**Goal**: Sift the material for lines containing "consumado", and return them.

**Provided material**:

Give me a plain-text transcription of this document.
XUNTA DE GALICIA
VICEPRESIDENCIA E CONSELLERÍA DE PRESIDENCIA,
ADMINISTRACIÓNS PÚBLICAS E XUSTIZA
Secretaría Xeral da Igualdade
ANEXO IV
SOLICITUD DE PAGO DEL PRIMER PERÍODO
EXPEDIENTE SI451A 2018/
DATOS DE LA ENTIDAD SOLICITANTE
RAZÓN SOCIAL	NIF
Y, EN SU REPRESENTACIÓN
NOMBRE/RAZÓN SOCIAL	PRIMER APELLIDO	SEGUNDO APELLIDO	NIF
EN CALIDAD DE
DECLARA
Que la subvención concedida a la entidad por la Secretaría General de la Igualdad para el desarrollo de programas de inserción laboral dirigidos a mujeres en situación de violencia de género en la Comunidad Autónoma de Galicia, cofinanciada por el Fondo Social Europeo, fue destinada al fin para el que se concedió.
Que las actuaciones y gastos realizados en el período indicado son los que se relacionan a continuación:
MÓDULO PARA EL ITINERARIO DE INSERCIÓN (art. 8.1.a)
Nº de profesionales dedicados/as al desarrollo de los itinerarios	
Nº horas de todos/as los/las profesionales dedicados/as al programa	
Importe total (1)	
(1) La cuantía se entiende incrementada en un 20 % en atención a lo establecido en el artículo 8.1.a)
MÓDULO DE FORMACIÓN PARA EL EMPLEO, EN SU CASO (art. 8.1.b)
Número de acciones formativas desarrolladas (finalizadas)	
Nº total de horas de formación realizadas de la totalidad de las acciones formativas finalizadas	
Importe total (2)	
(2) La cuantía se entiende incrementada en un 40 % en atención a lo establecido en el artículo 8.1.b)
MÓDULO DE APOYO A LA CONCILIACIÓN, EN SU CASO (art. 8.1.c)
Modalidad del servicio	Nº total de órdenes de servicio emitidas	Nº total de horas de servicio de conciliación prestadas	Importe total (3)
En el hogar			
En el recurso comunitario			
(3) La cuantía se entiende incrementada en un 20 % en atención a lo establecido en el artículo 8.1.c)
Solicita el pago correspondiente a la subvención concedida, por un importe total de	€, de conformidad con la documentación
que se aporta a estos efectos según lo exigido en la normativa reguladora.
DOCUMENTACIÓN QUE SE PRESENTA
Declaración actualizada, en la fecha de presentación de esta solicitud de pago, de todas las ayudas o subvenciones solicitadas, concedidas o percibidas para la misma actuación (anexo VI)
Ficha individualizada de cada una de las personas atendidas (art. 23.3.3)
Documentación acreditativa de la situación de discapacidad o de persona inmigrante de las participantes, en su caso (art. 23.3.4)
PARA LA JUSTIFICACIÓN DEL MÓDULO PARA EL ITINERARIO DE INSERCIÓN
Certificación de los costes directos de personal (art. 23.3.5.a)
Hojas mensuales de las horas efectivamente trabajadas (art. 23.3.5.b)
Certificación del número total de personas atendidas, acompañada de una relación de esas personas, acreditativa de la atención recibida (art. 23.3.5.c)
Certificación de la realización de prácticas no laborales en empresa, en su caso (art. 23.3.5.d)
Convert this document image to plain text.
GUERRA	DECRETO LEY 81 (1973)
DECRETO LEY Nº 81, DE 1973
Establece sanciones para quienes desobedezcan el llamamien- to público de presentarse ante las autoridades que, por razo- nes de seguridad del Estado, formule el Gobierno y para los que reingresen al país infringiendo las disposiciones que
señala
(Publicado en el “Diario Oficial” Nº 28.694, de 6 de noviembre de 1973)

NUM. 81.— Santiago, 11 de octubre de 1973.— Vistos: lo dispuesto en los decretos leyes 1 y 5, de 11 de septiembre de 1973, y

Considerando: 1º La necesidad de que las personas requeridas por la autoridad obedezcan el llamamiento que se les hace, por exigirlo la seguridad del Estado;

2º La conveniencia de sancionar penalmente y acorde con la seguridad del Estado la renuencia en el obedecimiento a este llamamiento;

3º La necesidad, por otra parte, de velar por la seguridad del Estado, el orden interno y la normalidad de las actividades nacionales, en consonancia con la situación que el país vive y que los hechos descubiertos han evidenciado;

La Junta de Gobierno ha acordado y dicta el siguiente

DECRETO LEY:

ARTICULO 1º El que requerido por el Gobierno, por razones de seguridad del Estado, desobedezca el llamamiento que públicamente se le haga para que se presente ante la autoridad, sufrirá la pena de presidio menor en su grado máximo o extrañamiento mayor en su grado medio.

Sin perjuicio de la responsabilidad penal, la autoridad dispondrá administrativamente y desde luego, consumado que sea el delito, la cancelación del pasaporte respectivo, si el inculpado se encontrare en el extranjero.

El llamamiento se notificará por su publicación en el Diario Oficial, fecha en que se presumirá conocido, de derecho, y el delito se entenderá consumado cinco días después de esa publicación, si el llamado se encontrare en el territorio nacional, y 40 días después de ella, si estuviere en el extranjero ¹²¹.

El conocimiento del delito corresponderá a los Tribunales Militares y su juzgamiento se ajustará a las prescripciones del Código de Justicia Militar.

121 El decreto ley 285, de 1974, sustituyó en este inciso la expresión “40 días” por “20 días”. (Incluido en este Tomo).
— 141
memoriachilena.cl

**The solution**:
Sin perjuicio de la responsabilidad penal, la autoridad dispondrá administrativamente y desde luego, consumado que sea el delito, la cancelación del pasaporte respectivo, si el inculpado se encontrare en el extranjero.
El llamamiento se notificará por su publicación en el Diario Oficial, fecha en que se presumirá conocido, de derecho, y el delito se entenderá consumado cinco días después de esa publicación, si el llamado se encontrare en el territorio nacional, y 40 días después de ella, si estuviere en el extranjero ¹²¹.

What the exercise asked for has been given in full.